> _What you should do_:
Can you copy out every one of the rows below, keeping each character, number, and bracket unchanged?

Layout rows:

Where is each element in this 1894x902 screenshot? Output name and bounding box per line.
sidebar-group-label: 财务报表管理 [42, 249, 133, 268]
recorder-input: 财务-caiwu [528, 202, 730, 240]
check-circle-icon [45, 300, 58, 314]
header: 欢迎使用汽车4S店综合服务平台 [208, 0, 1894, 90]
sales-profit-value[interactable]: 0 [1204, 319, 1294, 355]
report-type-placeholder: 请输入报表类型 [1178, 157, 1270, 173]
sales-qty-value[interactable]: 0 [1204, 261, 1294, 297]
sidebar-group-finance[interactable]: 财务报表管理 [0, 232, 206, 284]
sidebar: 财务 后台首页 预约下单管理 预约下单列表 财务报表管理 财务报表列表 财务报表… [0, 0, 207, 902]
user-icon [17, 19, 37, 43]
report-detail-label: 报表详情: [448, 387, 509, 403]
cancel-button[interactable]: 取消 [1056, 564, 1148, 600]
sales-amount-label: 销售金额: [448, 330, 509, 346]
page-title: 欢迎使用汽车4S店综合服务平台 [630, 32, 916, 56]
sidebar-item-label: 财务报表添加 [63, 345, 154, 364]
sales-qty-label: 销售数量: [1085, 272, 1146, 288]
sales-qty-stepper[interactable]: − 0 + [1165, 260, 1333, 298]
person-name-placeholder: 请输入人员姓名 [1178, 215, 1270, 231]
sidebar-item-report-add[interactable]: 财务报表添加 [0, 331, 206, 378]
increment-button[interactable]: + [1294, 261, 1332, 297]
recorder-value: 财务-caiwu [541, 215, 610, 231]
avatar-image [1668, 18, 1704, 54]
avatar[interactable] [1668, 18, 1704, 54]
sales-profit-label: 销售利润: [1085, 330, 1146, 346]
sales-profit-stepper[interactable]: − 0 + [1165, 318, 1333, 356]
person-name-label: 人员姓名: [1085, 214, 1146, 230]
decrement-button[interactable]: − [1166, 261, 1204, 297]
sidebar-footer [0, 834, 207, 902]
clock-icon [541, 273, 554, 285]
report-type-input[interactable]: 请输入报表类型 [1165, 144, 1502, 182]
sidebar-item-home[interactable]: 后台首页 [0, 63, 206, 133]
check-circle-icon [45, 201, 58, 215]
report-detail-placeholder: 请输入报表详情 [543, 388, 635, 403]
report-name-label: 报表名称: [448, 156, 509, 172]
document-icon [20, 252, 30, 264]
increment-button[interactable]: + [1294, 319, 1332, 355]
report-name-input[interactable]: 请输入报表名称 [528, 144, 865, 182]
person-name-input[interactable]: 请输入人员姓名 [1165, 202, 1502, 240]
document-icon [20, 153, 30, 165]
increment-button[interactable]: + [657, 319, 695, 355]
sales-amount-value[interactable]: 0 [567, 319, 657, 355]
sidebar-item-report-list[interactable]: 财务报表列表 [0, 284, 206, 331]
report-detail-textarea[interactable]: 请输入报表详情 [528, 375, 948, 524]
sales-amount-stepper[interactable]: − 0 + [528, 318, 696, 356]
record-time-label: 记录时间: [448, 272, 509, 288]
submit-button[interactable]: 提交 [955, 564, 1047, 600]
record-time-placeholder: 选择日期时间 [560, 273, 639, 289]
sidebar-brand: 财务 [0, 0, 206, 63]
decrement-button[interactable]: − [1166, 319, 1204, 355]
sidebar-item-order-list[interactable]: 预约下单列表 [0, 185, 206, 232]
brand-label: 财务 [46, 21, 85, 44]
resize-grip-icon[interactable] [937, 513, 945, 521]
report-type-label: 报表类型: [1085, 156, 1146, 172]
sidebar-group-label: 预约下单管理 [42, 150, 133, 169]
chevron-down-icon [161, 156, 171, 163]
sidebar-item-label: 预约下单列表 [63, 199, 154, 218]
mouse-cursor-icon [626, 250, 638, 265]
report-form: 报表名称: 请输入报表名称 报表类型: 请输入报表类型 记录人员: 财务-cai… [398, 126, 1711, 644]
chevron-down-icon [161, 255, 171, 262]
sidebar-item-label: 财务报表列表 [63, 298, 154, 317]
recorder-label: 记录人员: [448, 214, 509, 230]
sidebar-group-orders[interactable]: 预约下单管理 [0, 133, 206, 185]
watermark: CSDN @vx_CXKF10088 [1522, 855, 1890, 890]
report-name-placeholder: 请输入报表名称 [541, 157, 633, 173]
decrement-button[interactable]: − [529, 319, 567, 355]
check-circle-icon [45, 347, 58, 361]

> _Finished task_:
Where is each element in this 1894x902 screenshot? Output name and bounding box per line.
sidebar-group-label: 财务报表管理 [42, 249, 133, 268]
recorder-input: 财务-caiwu [528, 202, 730, 240]
check-circle-icon [45, 300, 58, 314]
header: 欢迎使用汽车4S店综合服务平台 [208, 0, 1894, 90]
sales-profit-value[interactable]: 0 [1204, 319, 1294, 355]
report-type-placeholder: 请输入报表类型 [1178, 157, 1270, 173]
sales-qty-value[interactable]: 0 [1204, 261, 1294, 297]
sidebar-group-finance[interactable]: 财务报表管理 [0, 232, 206, 284]
sidebar: 财务 后台首页 预约下单管理 预约下单列表 财务报表管理 财务报表列表 财务报表… [0, 0, 207, 902]
user-icon [17, 19, 37, 43]
report-detail-label: 报表详情: [448, 387, 509, 403]
cancel-button[interactable]: 取消 [1056, 564, 1148, 600]
sales-amount-label: 销售金额: [448, 330, 509, 346]
page-title: 欢迎使用汽车4S店综合服务平台 [630, 32, 916, 56]
sidebar-item-label: 财务报表添加 [63, 345, 154, 364]
sales-qty-label: 销售数量: [1085, 272, 1146, 288]
sales-qty-stepper[interactable]: − 0 + [1165, 260, 1333, 298]
person-name-placeholder: 请输入人员姓名 [1178, 215, 1270, 231]
sidebar-item-report-add[interactable]: 财务报表添加 [0, 331, 206, 378]
increment-button[interactable]: + [1294, 261, 1332, 297]
recorder-value: 财务-caiwu [541, 215, 610, 231]
avatar-image [1668, 18, 1704, 54]
avatar[interactable] [1668, 18, 1704, 54]
sales-profit-label: 销售利润: [1085, 330, 1146, 346]
sales-profit-stepper[interactable]: − 0 + [1165, 318, 1333, 356]
person-name-label: 人员姓名: [1085, 214, 1146, 230]
decrement-button[interactable]: − [1166, 261, 1204, 297]
sidebar-footer [0, 834, 207, 902]
clock-icon [541, 273, 554, 285]
report-type-input[interactable]: 请输入报表类型 [1165, 144, 1502, 182]
sidebar-item-home[interactable]: 后台首页 [0, 63, 206, 133]
check-circle-icon [45, 201, 58, 215]
report-detail-placeholder: 请输入报表详情 [543, 388, 635, 403]
report-name-label: 报表名称: [448, 156, 509, 172]
document-icon [20, 252, 30, 264]
increment-button[interactable]: + [1294, 319, 1332, 355]
report-name-input[interactable]: 请输入报表名称 [528, 144, 865, 182]
person-name-input[interactable]: 请输入人员姓名 [1165, 202, 1502, 240]
document-icon [20, 153, 30, 165]
increment-button[interactable]: + [657, 319, 695, 355]
sales-amount-value[interactable]: 0 [567, 319, 657, 355]
sidebar-item-report-list[interactable]: 财务报表列表 [0, 284, 206, 331]
report-detail-textarea[interactable]: 请输入报表详情 [528, 375, 948, 524]
sales-amount-stepper[interactable]: − 0 + [528, 318, 696, 356]
record-time-label: 记录时间: [448, 272, 509, 288]
submit-button[interactable]: 提交 [955, 564, 1047, 600]
record-time-placeholder: 选择日期时间 [560, 273, 639, 289]
sidebar-brand: 财务 [0, 0, 206, 63]
decrement-button[interactable]: − [1166, 319, 1204, 355]
sidebar-item-order-list[interactable]: 预约下单列表 [0, 185, 206, 232]
brand-label: 财务 [46, 21, 85, 44]
resize-grip-icon[interactable] [937, 513, 945, 521]
report-type-label: 报表类型: [1085, 156, 1146, 172]
sidebar-group-label: 预约下单管理 [42, 150, 133, 169]
chevron-down-icon [161, 156, 171, 163]
sidebar-item-label: 预约下单列表 [63, 199, 154, 218]
mouse-cursor-icon [626, 250, 638, 265]
report-form: 报表名称: 请输入报表名称 报表类型: 请输入报表类型 记录人员: 财务-cai… [398, 126, 1711, 644]
chevron-down-icon [161, 255, 171, 262]
sidebar-item-label: 财务报表列表 [63, 298, 154, 317]
recorder-label: 记录人员: [448, 214, 509, 230]
sidebar-group-orders[interactable]: 预约下单管理 [0, 133, 206, 185]
watermark: CSDN @vx_CXKF10088 [1522, 855, 1890, 890]
report-name-placeholder: 请输入报表名称 [541, 157, 633, 173]
decrement-button[interactable]: − [529, 319, 567, 355]
check-circle-icon [45, 347, 58, 361]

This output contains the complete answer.